**Source**
>>>

Level designers need the psychological insights of game designers but must be able to project them into the constraints of the game as it is played. They must create space and time, action and rest, curiosity and boredom through practical effects, and know architecture and perception. To be a level designer, one must have a taste for the game systems' mathematical underpinnings and the gameplay's architectural flow. Level designers are people with taste.
So what happens when that taste is allegedly substituted with a procedural content generator? Spelunky is an example of the importance of taste in game design. Thanks to Darius Kazemi, we have a good understanding of how the level generator works in Spelunky. And that insight provides us with a foundation of taste in the design of generators in roguelikes.
The starting premise is that the aesthetic potential of roguelikes comes from the inhuman variation provided by the PCG system. The generator often creates variations that create engaging, unexpected synergies with other game elements. Even the generator designer should be able to predict only some of the levels that can be made, which is part of the delight of this poetic form.

<<<

**Given request 1**
From the records, quote the lines starting at the one that contains "annotate this image: element" and ending at the one that contains "copies-count: ๔,๐๐๐ เล่ม", including both. Omit the pictures.

**Data to use**
>>>

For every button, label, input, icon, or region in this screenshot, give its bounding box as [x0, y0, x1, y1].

<<<
>>>

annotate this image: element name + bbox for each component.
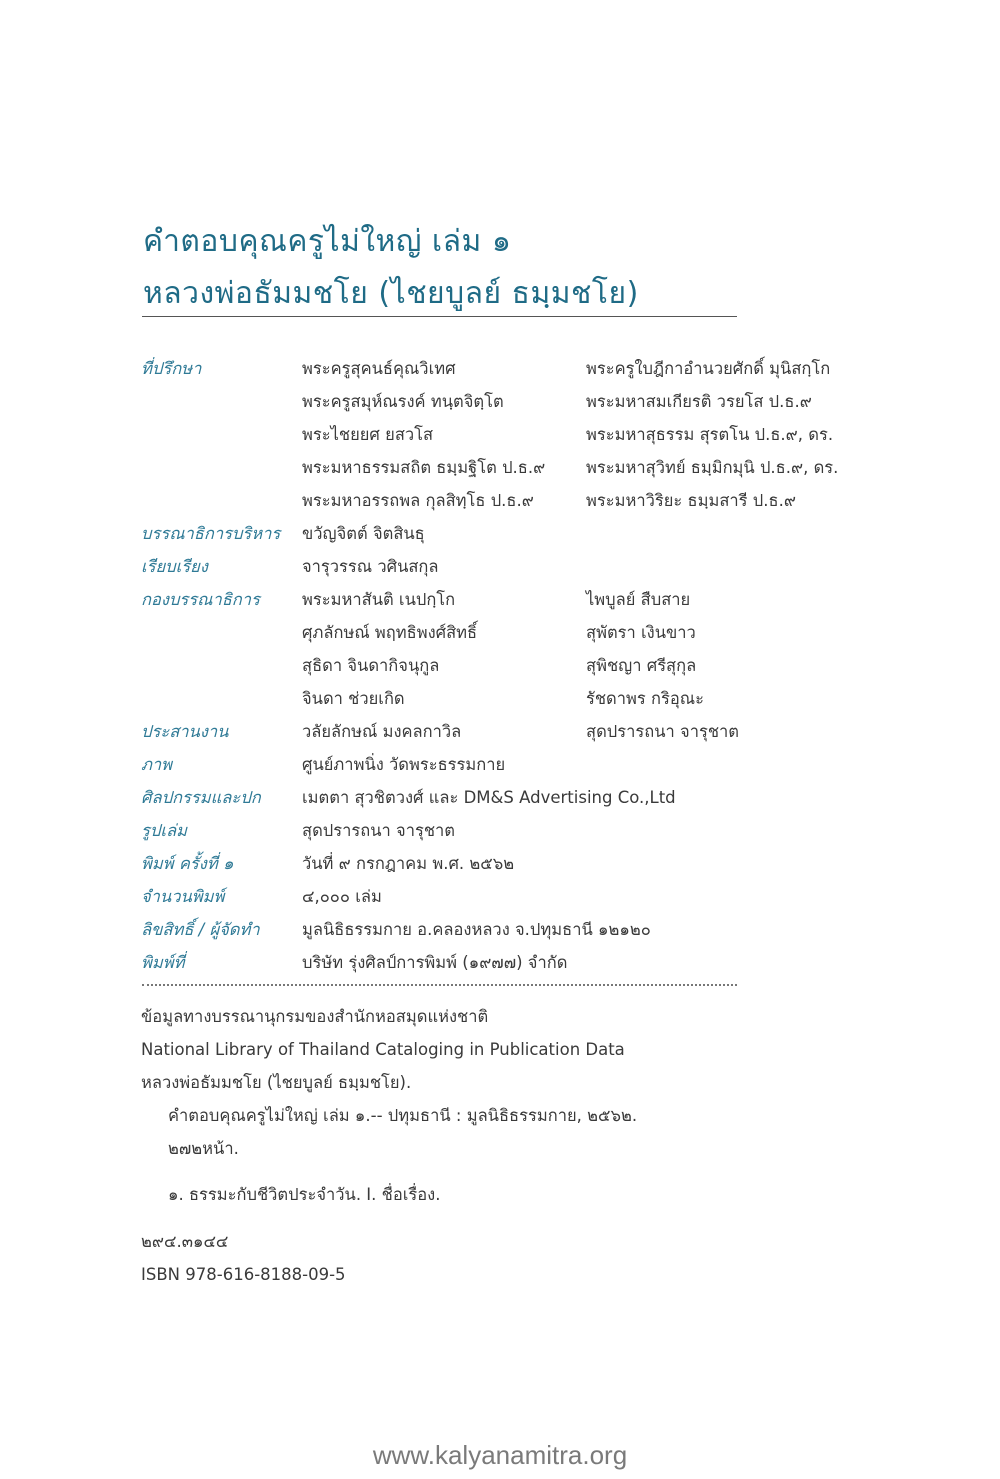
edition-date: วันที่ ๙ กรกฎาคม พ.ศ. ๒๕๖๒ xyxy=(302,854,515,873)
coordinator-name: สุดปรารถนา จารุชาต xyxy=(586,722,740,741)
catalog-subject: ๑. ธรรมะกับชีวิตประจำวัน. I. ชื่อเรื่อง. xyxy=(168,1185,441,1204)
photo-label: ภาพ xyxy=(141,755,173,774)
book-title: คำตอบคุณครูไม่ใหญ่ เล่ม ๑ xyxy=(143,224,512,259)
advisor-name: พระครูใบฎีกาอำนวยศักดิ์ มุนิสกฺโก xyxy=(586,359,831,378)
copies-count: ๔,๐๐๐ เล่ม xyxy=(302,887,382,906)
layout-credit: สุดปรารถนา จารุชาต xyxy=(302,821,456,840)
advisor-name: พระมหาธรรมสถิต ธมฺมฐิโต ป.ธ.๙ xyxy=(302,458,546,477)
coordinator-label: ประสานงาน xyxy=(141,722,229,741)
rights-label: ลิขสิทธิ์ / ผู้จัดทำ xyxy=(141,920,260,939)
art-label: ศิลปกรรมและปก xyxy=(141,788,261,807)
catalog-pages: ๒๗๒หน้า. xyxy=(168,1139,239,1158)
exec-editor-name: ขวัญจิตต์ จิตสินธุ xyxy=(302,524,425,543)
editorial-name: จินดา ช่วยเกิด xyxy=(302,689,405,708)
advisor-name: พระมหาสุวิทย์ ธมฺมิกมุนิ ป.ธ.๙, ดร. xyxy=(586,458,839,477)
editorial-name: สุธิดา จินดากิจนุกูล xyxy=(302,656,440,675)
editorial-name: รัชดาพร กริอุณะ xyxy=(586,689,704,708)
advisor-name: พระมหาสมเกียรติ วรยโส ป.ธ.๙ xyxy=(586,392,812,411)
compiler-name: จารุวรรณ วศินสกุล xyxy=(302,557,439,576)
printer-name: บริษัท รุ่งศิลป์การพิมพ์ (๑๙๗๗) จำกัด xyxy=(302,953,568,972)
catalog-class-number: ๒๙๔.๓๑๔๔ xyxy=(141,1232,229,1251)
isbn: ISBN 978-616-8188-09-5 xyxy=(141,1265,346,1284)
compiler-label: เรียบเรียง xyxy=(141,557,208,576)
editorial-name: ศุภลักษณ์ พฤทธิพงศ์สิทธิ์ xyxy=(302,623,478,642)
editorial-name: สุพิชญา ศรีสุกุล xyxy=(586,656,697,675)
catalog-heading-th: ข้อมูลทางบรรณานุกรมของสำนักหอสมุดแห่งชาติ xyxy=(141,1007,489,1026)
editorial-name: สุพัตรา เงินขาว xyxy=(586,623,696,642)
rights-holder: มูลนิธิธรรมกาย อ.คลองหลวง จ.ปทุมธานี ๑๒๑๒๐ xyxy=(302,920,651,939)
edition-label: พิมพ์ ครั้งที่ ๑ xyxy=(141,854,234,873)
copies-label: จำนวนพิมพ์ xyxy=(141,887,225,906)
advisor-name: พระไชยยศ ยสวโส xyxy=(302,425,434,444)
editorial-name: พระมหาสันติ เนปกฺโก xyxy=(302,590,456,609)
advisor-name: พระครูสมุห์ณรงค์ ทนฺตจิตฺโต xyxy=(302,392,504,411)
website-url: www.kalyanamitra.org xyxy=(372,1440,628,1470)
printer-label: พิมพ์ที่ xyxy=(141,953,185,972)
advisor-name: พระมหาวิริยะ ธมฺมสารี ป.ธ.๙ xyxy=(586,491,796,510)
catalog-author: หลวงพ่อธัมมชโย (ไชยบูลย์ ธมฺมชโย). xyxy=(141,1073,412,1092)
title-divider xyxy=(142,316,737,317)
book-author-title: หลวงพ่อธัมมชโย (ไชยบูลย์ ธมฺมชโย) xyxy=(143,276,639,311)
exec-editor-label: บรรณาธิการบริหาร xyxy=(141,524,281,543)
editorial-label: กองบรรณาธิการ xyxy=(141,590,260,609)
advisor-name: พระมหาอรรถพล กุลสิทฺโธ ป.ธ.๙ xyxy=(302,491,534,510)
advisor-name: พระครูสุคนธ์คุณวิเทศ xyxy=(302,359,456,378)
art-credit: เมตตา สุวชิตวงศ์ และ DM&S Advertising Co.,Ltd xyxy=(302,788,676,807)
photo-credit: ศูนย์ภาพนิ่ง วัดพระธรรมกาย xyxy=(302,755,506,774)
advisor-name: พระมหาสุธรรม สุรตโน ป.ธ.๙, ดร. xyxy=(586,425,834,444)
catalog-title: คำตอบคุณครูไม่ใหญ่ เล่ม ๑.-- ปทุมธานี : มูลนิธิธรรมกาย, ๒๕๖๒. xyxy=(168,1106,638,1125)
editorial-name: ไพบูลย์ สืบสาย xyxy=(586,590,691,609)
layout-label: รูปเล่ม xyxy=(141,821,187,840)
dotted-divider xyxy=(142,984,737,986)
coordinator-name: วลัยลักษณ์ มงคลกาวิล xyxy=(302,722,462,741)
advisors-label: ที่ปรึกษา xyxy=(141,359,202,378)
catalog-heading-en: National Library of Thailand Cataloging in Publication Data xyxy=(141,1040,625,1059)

<<<
>>>

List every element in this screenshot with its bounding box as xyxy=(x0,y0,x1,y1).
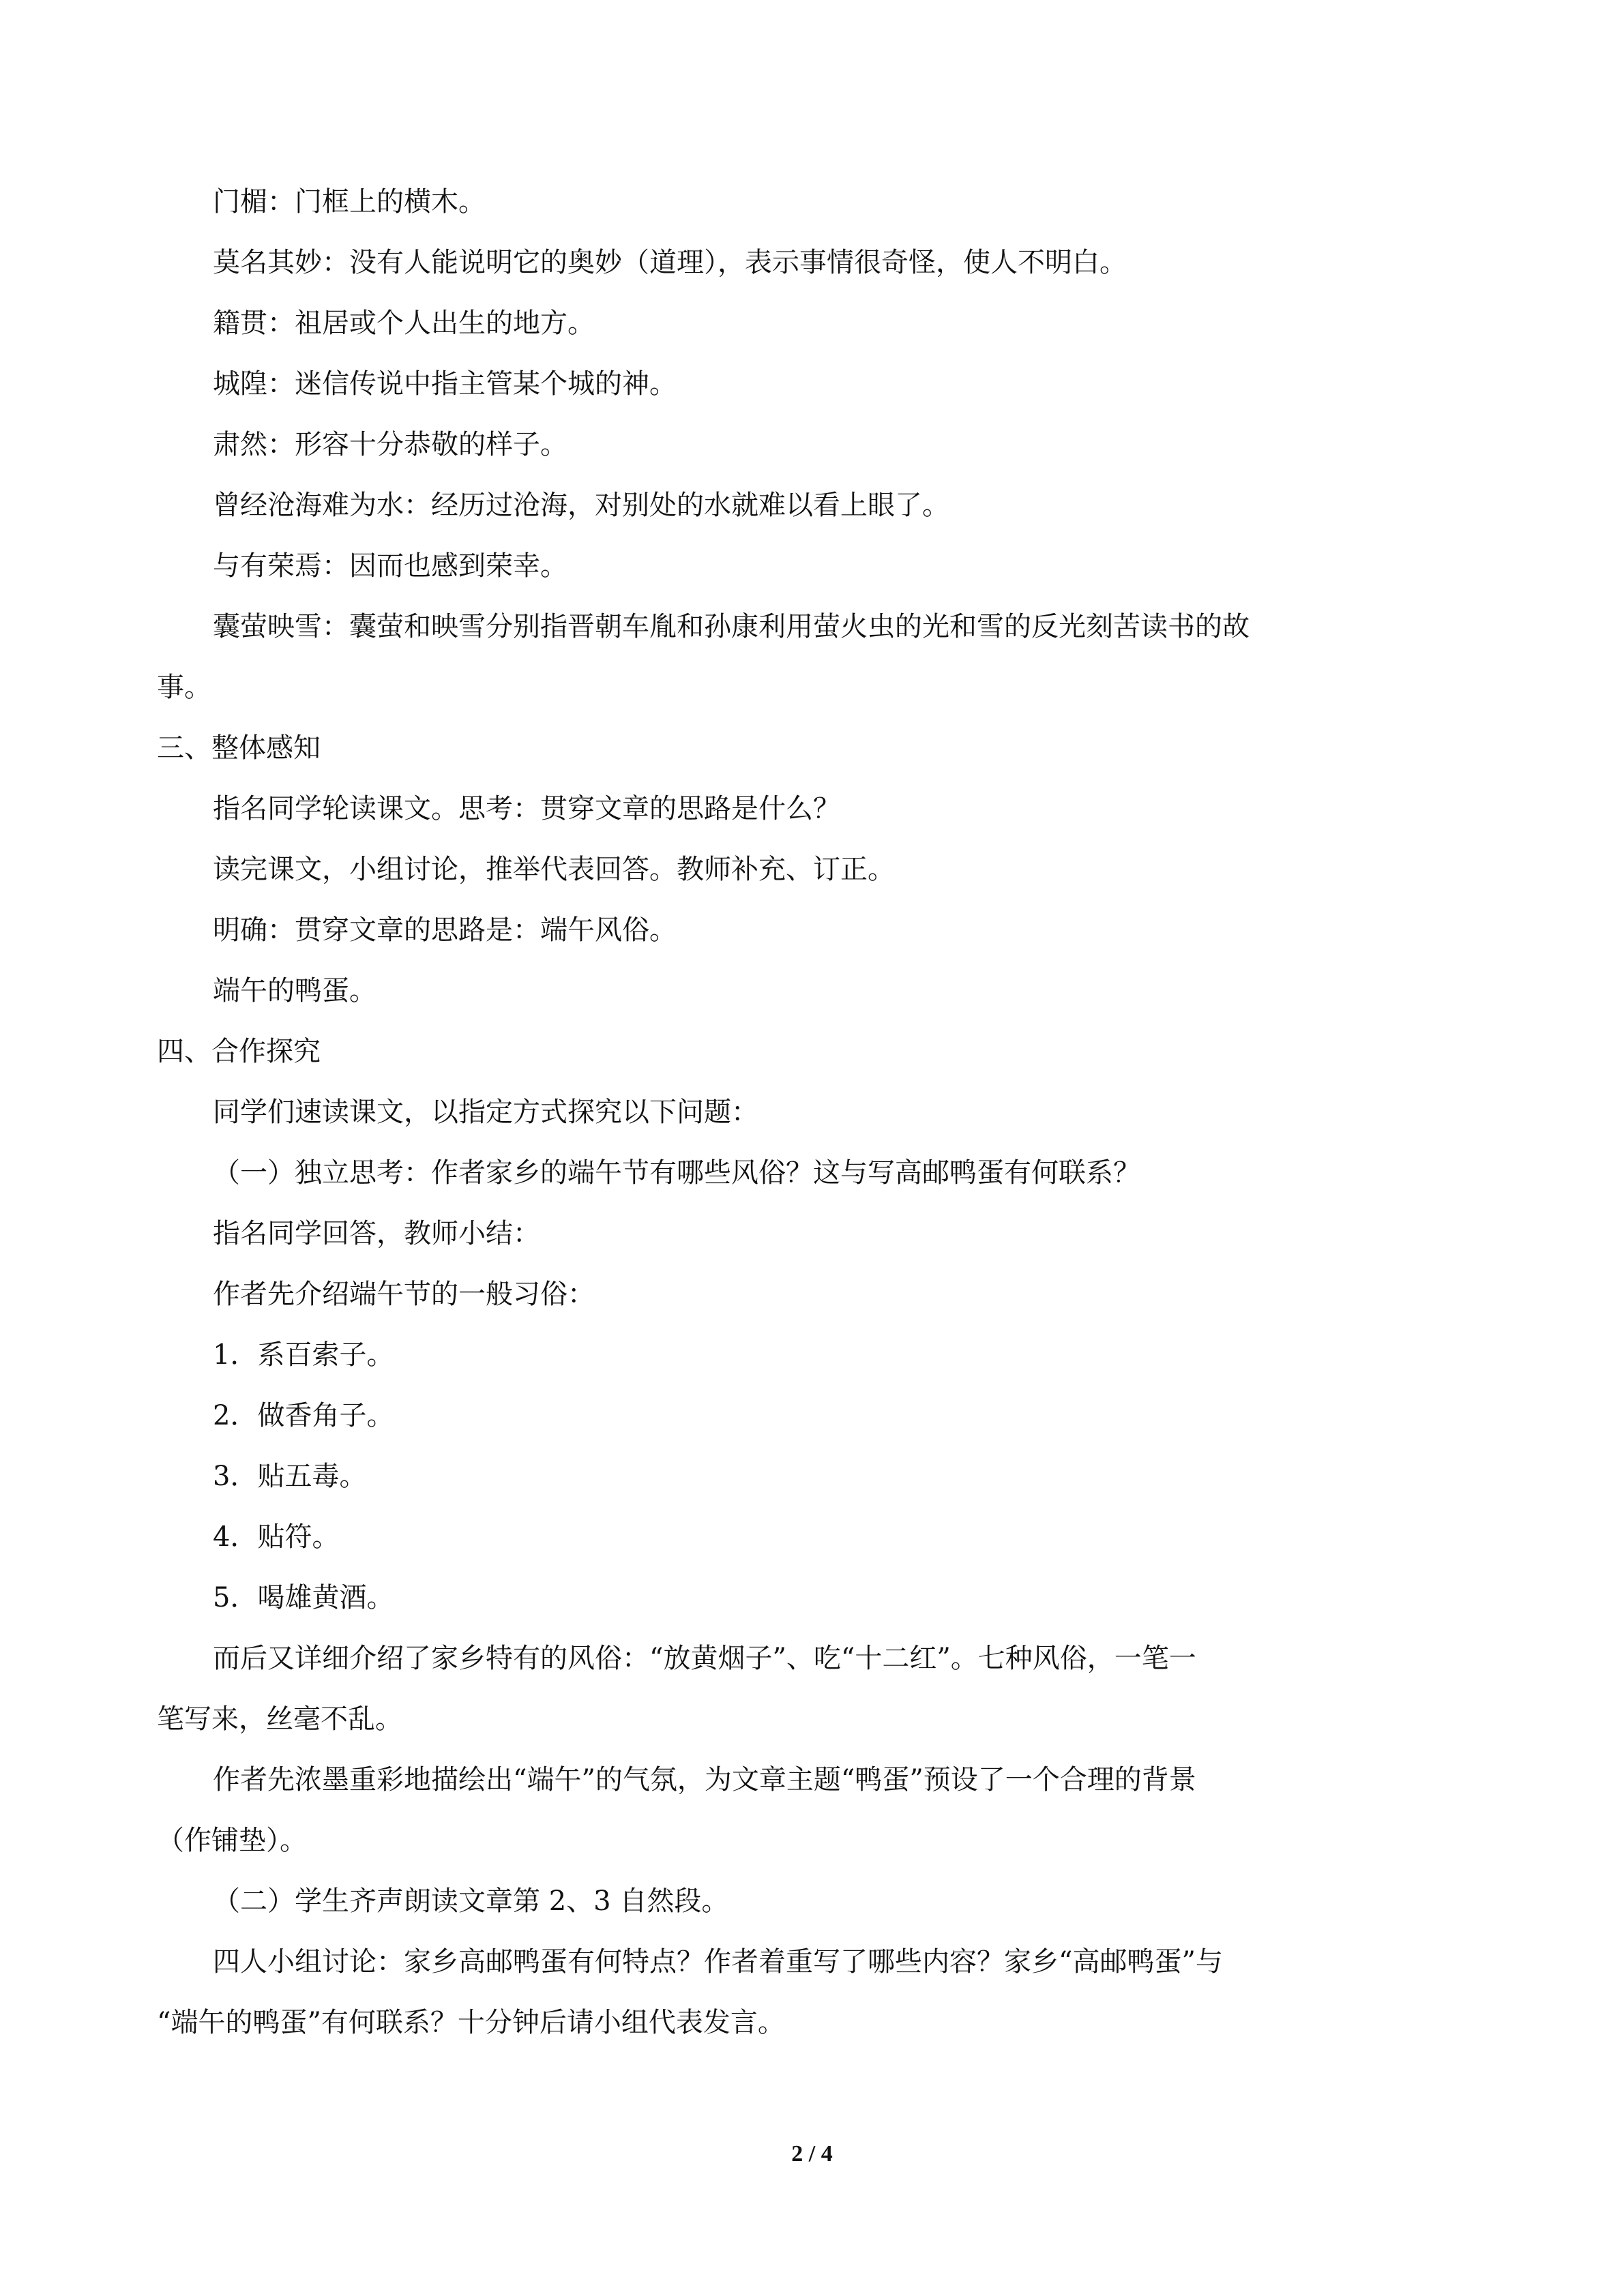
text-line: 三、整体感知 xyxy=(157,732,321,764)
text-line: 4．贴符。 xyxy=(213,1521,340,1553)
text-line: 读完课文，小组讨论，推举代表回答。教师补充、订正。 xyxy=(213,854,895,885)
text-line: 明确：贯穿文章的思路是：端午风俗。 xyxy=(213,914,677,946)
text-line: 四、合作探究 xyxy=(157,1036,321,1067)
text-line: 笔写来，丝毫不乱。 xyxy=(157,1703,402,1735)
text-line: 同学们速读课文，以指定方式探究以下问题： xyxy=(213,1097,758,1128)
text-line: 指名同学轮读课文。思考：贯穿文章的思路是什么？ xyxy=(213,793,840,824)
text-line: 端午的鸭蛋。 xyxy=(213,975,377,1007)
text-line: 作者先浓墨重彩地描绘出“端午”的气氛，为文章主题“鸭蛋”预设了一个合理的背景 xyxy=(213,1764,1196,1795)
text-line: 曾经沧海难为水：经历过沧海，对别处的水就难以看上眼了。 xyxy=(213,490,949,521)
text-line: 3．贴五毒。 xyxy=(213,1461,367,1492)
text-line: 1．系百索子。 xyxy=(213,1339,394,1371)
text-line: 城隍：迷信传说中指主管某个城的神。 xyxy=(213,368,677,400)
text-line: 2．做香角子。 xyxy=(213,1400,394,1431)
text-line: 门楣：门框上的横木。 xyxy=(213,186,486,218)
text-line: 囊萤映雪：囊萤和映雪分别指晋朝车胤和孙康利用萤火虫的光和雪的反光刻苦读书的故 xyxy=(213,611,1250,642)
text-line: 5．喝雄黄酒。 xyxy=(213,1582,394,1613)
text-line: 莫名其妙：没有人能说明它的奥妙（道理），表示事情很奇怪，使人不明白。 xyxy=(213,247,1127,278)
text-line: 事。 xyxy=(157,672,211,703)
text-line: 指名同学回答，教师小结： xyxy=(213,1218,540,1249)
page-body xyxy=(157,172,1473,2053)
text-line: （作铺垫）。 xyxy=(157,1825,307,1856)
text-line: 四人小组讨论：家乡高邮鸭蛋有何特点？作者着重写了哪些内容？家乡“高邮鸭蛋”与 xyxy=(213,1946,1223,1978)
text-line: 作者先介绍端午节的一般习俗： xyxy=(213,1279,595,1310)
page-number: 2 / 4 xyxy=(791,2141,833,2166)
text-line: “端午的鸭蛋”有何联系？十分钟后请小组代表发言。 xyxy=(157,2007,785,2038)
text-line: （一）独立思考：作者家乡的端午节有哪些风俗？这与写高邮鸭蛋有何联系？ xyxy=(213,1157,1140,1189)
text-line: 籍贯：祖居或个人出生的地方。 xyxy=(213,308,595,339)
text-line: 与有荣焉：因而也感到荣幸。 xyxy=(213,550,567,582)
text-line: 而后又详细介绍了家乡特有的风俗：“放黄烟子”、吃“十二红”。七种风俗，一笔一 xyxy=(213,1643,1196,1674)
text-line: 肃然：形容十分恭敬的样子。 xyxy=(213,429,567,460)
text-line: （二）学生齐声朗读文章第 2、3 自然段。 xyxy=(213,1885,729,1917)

<<<

**Given request 2**
Print the entire passage on level design word for word.

**Exercise result 1**
annotate this image: element name + bbox for each component.
edition-date: วันที่ ๙ กรกฎาคม พ.ศ. ๒๕๖๒ xyxy=(302,854,515,873)
coordinator-name: สุดปรารถนา จารุชาต xyxy=(586,722,740,741)
catalog-subject: ๑. ธรรมะกับชีวิตประจำวัน. I. ชื่อเรื่อง. xyxy=(168,1185,441,1204)
photo-label: ภาพ xyxy=(141,755,173,774)
book-title: คำตอบคุณครูไม่ใหญ่ เล่ม ๑ xyxy=(143,224,512,259)
advisor-name: พระครูใบฎีกาอำนวยศักดิ์ มุนิสกฺโก xyxy=(586,359,831,378)
copies-count: ๔,๐๐๐ เล่ม xyxy=(302,887,382,906)

**Exercise result 2**
Level designers need the psychological insights of game designers but must be able to project them into the constraints of the game as it is played. They must create space and time, action and rest, curiosity and boredom through practical effects, and know architecture and perception. To be a level designer, one must have a taste for the game systems' mathematical underpinnings and the gameplay's architectural flow. Level designers are people with taste.
So what happens when that taste is allegedly substituted with a procedural content generator? Spelunky is an example of the importance of taste in game design. Thanks to Darius Kazemi, we have a good understanding of how the level generator works in Spelunky. And that insight provides us with a foundation of taste in the design of generators in roguelikes.
The starting premise is that the aesthetic potential of roguelikes comes from the inhuman variation provided by the PCG system. The generator often creates variations that create engaging, unexpected synergies with other game elements. Even the generator designer should be able to predict only some of the levels that can be made, which is part of the delight of this poetic form.